▸ **REQUIRED WORK**:
Pull out every line below that contains the word "efektivní".

▸ **DATASET ROWS**:
*-*-*
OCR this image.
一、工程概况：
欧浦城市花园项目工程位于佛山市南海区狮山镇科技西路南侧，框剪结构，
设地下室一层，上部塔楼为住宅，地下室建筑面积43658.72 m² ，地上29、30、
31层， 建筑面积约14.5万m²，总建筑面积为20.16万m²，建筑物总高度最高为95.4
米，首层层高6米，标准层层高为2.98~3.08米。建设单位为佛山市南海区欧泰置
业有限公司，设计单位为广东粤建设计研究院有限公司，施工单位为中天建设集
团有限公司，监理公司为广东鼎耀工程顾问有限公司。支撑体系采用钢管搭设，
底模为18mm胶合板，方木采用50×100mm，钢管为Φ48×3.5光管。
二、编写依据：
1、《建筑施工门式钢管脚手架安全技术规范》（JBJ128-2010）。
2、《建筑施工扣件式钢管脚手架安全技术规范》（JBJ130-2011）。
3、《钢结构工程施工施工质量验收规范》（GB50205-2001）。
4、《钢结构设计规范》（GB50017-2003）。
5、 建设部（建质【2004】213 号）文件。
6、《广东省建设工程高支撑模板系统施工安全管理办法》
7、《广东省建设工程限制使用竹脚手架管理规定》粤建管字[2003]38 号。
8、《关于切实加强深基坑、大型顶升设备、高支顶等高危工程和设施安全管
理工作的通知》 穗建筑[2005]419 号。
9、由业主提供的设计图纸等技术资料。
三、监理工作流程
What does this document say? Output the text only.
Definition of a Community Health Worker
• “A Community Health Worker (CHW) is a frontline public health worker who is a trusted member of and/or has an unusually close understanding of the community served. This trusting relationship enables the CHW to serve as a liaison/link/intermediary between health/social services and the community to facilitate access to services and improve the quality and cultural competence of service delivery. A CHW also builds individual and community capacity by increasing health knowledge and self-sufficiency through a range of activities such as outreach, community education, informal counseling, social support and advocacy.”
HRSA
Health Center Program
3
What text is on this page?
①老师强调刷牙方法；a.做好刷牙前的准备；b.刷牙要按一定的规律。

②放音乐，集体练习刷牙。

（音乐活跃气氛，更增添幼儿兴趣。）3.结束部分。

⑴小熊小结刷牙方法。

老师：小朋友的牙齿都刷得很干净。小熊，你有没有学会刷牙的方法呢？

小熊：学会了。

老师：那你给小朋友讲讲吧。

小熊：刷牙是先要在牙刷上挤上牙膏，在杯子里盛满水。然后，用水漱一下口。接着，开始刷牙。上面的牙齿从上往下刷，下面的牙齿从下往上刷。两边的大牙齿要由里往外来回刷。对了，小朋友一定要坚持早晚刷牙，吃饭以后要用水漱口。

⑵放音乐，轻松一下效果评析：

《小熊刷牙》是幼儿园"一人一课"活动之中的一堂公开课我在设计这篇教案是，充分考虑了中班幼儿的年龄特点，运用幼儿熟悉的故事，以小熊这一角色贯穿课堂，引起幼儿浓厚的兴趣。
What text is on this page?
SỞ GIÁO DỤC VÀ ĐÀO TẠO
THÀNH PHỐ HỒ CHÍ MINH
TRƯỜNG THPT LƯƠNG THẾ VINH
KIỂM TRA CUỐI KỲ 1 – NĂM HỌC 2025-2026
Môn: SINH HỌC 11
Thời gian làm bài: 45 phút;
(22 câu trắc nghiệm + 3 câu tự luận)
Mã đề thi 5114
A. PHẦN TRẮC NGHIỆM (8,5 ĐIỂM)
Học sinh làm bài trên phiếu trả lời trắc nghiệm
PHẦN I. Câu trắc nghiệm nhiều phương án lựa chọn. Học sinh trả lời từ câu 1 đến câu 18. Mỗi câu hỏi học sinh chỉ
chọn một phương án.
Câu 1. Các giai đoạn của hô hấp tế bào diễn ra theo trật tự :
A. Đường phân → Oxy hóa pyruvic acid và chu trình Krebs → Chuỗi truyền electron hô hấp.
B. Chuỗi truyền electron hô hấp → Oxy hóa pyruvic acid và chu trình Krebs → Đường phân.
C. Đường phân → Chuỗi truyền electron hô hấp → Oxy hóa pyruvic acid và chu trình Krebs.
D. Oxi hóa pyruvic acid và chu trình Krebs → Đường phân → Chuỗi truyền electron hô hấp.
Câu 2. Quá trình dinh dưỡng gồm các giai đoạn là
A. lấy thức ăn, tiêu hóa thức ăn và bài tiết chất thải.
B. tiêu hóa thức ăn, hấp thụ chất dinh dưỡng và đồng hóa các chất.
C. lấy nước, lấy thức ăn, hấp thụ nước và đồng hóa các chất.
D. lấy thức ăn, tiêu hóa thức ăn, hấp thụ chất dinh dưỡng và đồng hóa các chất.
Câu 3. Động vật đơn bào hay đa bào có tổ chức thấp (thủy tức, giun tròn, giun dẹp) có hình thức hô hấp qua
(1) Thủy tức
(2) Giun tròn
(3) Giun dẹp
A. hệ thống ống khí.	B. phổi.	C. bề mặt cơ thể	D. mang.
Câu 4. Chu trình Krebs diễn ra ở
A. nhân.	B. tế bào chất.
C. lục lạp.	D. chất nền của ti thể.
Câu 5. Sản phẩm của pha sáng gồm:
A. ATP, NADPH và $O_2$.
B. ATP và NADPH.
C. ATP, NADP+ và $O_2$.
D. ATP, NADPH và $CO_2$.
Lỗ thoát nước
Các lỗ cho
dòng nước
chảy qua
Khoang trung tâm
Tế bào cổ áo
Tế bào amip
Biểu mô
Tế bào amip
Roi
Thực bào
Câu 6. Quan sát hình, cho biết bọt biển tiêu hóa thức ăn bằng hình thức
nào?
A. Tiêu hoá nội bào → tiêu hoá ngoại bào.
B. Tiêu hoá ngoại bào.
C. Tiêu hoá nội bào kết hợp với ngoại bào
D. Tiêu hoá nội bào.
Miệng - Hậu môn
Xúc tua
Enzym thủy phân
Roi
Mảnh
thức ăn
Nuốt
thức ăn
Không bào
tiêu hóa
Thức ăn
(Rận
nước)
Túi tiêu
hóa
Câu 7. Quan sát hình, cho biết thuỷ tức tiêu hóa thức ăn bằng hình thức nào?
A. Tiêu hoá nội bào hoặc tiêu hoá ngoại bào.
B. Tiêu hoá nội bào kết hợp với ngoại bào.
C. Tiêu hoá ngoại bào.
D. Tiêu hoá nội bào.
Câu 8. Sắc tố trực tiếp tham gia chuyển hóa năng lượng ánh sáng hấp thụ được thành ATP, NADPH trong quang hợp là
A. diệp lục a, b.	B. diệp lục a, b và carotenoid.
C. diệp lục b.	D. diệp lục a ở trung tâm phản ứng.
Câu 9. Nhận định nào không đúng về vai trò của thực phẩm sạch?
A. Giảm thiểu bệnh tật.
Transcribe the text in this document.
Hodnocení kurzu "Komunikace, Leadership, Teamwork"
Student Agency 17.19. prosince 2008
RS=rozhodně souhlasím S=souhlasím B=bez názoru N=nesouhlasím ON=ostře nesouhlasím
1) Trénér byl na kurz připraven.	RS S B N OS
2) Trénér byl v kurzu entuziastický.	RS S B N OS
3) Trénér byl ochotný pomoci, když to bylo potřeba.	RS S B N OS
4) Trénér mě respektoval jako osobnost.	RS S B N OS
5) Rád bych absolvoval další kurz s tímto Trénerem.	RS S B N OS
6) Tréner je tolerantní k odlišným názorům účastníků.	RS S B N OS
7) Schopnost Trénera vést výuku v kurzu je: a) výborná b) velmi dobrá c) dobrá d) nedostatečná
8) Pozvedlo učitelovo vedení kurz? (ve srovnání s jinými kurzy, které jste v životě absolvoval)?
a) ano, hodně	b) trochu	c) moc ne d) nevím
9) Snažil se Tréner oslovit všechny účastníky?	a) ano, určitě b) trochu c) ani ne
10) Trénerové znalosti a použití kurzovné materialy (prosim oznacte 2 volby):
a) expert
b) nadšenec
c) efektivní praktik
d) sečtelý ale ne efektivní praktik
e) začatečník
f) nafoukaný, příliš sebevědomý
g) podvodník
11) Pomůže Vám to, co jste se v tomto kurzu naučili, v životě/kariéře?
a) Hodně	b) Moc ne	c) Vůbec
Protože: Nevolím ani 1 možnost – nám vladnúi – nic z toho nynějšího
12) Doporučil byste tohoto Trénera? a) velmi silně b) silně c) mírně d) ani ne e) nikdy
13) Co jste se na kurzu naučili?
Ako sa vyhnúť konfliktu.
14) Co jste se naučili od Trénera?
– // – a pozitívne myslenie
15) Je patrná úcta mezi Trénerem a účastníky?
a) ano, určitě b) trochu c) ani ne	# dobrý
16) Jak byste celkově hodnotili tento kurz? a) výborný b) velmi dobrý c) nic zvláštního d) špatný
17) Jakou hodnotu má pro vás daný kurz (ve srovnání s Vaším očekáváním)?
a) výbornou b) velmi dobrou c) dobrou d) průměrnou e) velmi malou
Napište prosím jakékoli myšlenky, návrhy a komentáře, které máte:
*-*-*
▸ **COMPLETE ANSWER**:
c) efektivní praktik
d) sečtelý ale ne efektivní praktik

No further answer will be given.